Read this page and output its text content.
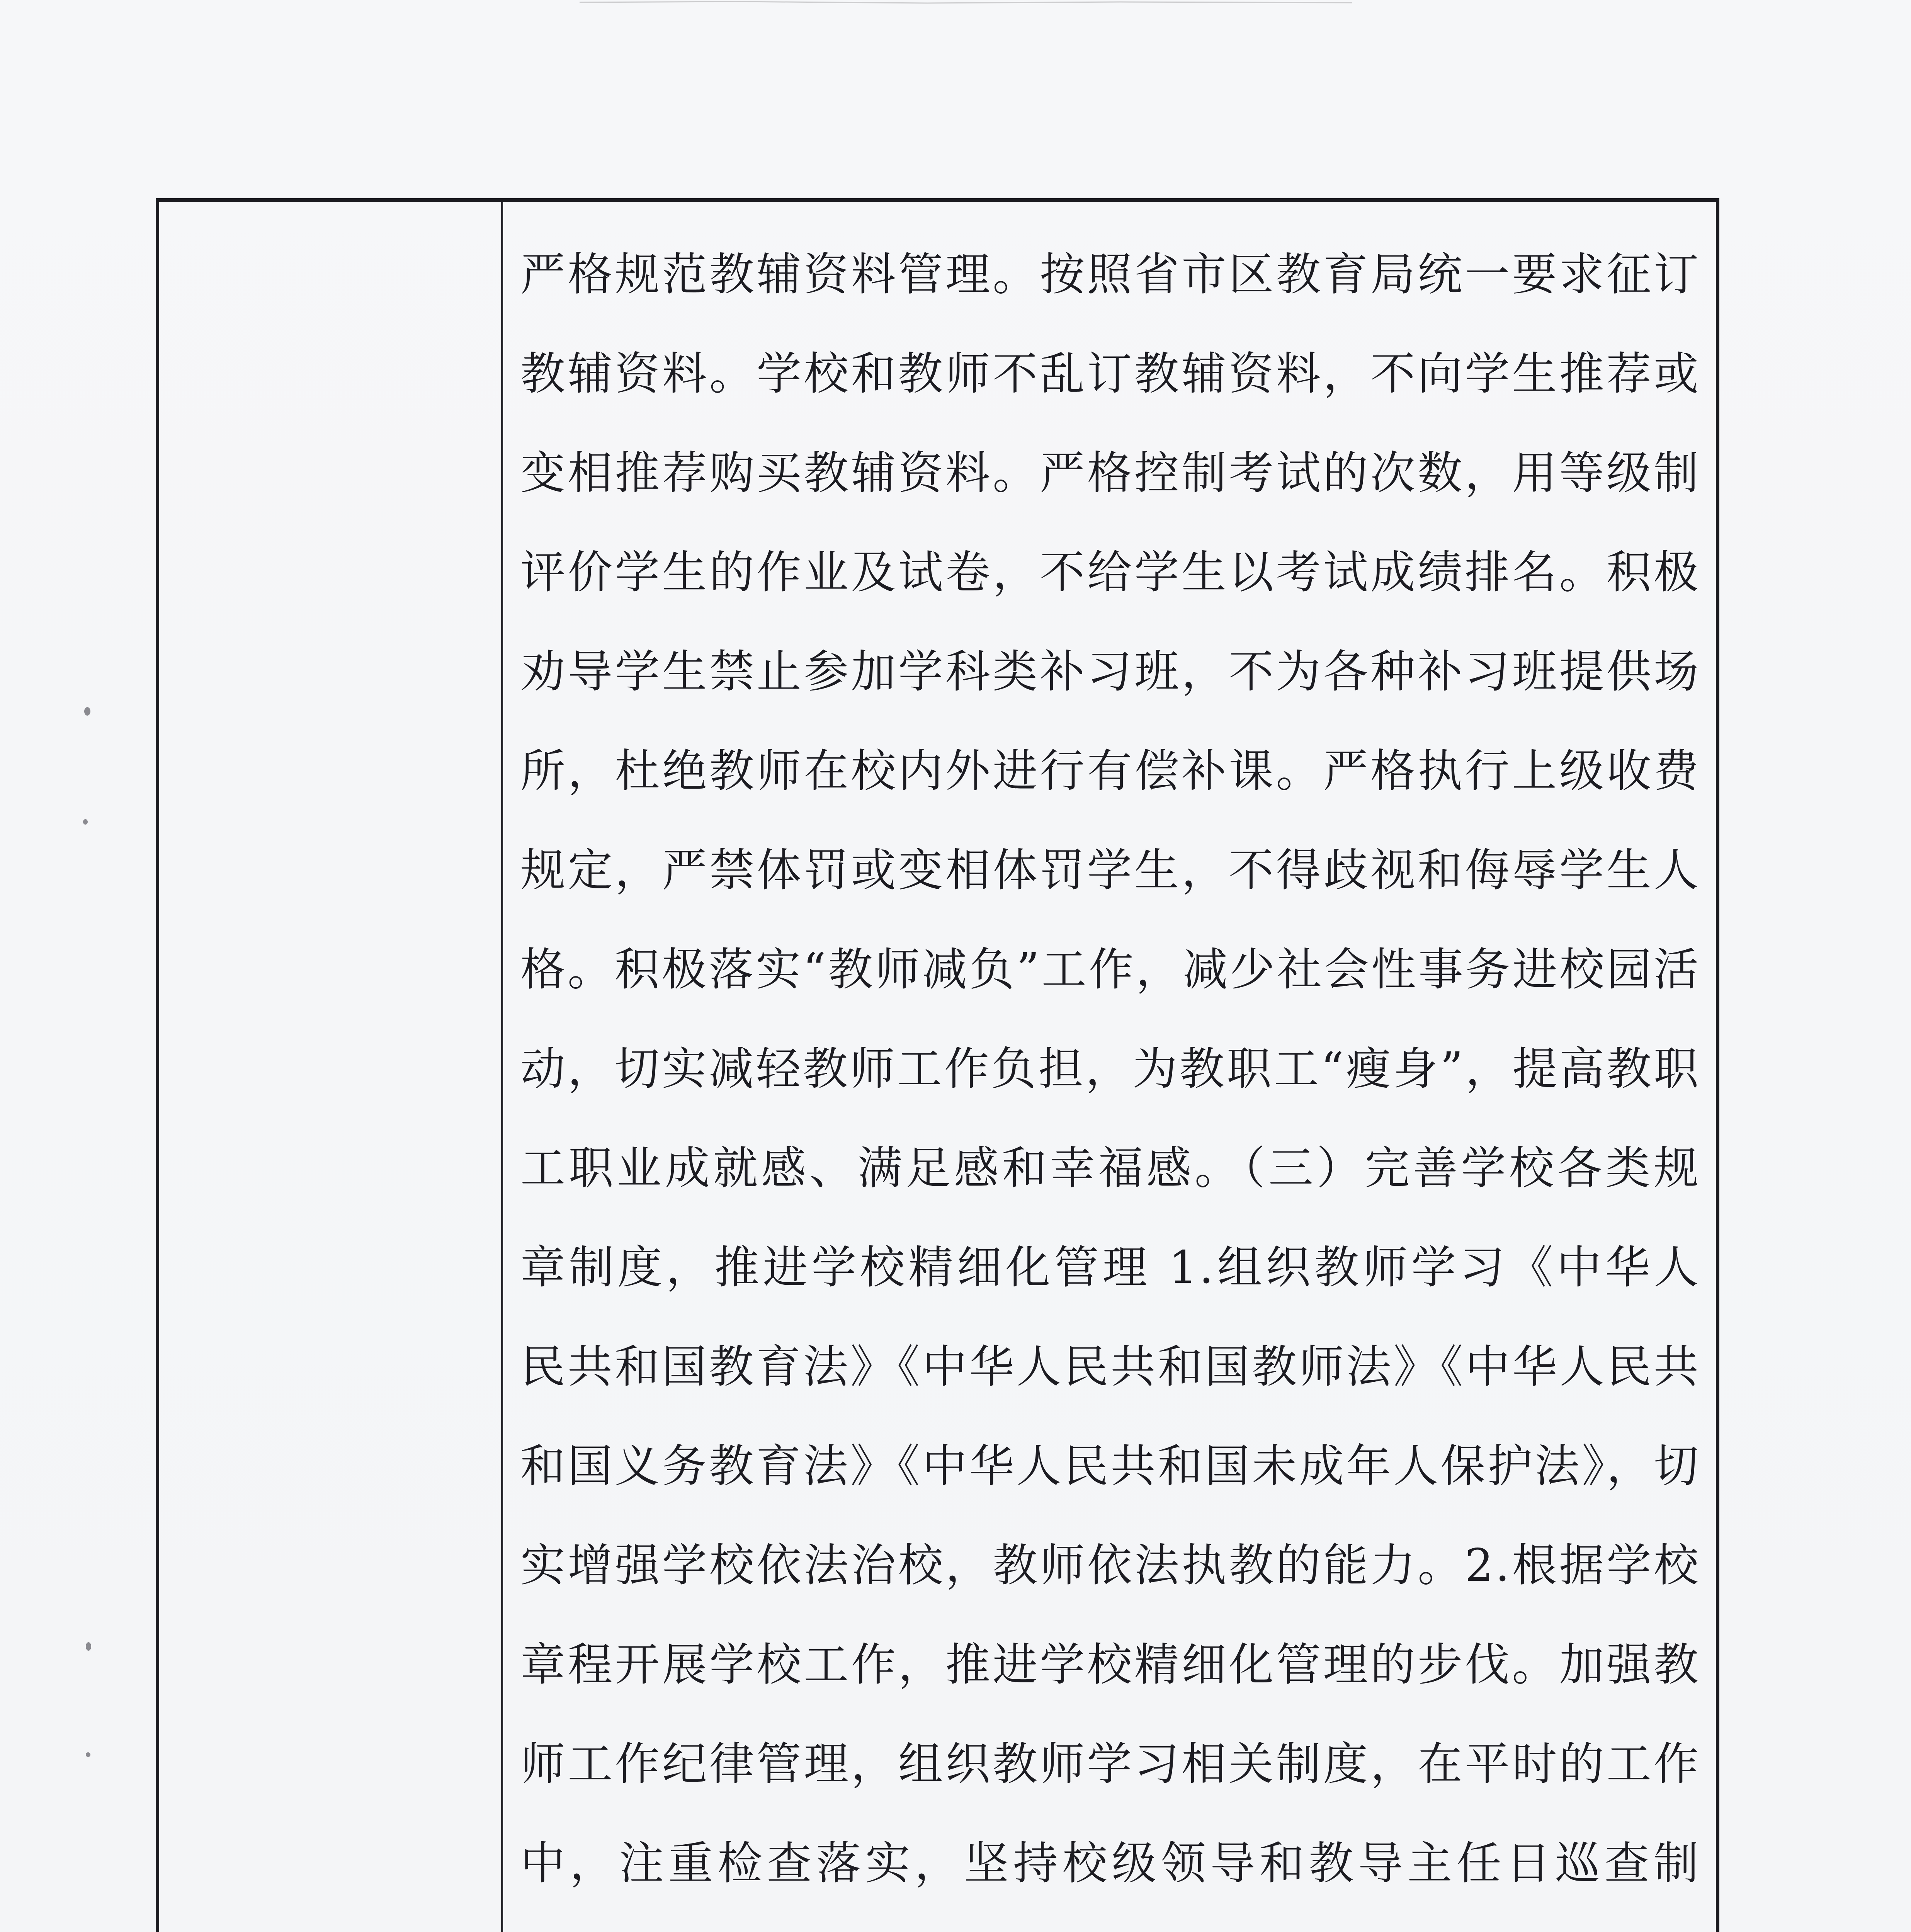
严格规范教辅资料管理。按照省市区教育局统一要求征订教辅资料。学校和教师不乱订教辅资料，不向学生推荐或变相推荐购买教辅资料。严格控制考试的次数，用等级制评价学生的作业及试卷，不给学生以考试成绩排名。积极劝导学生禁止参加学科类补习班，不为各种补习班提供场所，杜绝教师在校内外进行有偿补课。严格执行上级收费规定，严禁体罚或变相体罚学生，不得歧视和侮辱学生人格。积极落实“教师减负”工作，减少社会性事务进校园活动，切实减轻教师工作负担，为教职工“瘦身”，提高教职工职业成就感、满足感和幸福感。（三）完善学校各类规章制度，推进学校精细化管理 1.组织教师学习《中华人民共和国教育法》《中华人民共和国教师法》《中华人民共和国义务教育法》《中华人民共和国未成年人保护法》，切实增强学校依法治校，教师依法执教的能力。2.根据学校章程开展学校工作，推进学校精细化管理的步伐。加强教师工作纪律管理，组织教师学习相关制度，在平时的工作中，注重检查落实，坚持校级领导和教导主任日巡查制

---

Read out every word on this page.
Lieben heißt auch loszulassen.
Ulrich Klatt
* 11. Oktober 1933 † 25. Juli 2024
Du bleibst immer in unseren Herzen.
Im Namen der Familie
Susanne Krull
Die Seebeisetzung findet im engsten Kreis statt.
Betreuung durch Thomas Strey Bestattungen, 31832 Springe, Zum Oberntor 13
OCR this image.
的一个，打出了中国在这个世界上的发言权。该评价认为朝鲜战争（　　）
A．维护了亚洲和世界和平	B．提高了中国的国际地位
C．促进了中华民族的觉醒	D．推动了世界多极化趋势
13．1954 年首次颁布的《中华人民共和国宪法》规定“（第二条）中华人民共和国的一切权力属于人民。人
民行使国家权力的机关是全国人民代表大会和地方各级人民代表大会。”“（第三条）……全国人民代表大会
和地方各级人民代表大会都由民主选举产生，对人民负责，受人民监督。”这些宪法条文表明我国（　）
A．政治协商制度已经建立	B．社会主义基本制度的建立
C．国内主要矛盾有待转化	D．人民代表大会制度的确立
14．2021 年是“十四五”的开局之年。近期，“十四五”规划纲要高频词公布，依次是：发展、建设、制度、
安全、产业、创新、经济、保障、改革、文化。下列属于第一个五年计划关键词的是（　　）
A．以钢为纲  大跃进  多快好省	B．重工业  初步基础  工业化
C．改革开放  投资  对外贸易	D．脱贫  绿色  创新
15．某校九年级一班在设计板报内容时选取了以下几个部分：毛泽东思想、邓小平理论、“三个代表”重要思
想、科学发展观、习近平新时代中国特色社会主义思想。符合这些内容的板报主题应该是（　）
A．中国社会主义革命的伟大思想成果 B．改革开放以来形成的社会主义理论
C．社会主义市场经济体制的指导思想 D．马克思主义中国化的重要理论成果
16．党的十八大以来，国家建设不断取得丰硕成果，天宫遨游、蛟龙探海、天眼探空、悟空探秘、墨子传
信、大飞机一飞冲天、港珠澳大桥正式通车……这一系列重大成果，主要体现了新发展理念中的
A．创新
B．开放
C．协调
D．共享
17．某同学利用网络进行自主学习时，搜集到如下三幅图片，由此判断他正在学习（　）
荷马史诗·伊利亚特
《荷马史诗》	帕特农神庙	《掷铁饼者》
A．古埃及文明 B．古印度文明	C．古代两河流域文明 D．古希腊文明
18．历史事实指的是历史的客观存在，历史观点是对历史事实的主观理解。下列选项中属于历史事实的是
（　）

...

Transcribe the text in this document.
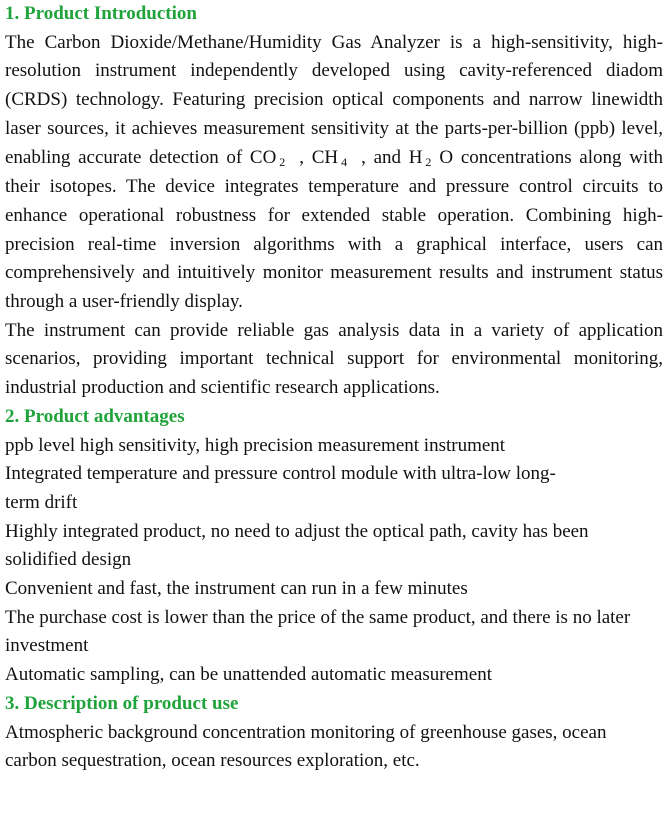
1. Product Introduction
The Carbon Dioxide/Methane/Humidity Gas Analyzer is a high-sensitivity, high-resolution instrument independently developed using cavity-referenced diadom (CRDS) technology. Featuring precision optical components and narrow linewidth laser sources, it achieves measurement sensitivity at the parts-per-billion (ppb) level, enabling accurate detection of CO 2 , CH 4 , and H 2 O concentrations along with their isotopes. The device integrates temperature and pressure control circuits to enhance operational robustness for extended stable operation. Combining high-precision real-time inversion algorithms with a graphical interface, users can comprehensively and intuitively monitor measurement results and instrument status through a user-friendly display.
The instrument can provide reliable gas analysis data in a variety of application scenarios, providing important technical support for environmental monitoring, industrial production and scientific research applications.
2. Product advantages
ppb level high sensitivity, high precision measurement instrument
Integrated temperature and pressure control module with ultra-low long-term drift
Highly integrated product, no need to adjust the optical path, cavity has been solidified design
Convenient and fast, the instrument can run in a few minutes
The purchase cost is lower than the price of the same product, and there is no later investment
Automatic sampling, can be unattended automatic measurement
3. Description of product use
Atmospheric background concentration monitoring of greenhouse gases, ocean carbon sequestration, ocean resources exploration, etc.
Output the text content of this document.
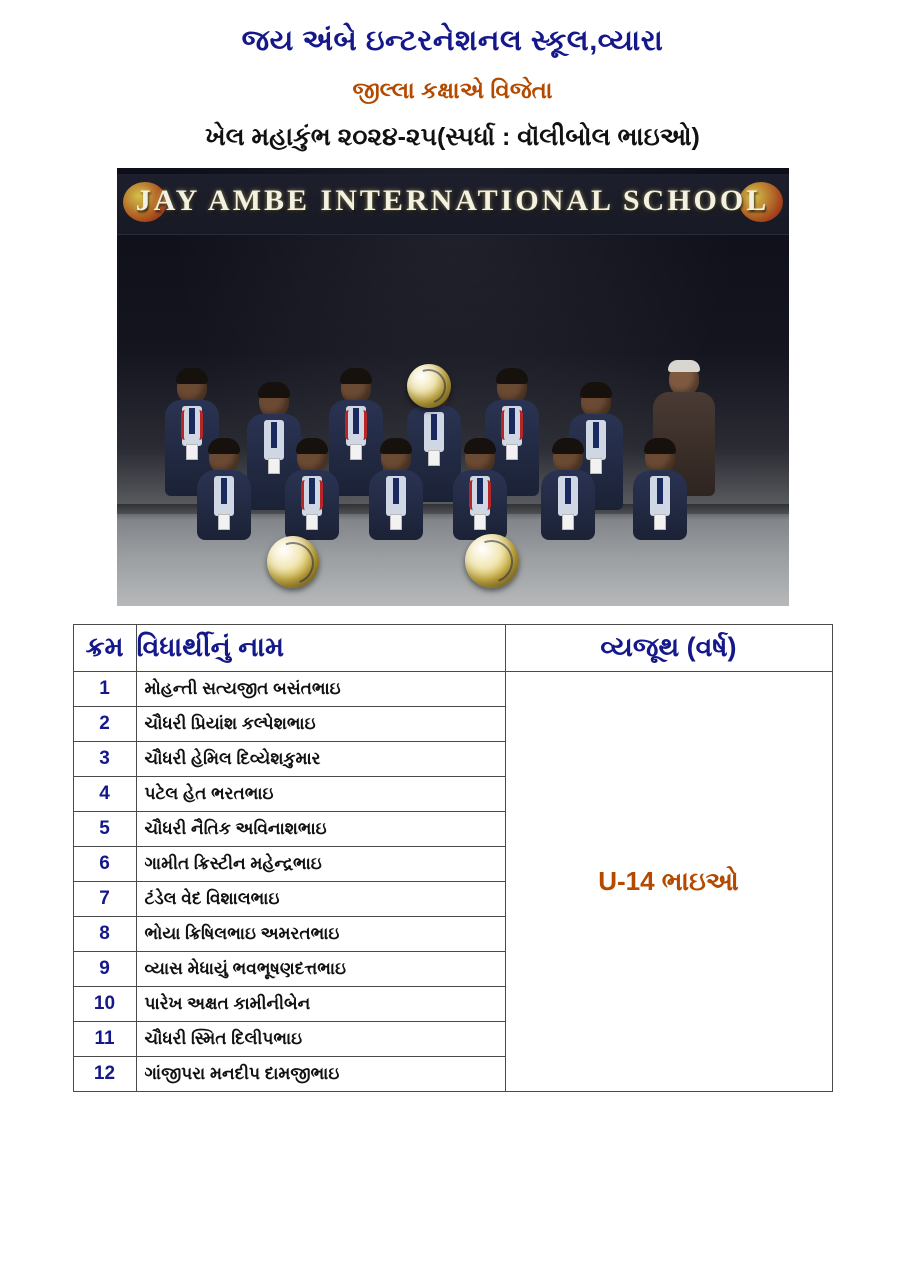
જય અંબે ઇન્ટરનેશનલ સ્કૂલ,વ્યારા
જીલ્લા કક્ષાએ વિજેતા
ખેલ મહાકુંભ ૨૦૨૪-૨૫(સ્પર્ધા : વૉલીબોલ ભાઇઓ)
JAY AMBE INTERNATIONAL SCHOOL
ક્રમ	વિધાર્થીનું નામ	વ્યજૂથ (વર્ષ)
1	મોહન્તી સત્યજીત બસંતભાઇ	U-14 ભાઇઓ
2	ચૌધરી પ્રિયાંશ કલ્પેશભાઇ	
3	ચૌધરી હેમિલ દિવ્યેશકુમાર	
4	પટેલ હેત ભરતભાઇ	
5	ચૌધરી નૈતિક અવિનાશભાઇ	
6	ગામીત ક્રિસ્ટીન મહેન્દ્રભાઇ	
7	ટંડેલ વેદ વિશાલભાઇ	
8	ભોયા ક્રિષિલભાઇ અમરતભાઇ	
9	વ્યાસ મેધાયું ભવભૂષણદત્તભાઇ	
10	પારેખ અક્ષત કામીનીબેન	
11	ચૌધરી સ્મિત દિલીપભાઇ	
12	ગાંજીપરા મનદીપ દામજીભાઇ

- **Task goal**: Copy every line of the data that holds the string "text".

- **Worked solution**:
Read this page and output its text content.
Transcribe the text in this document.
Output the text content of this document.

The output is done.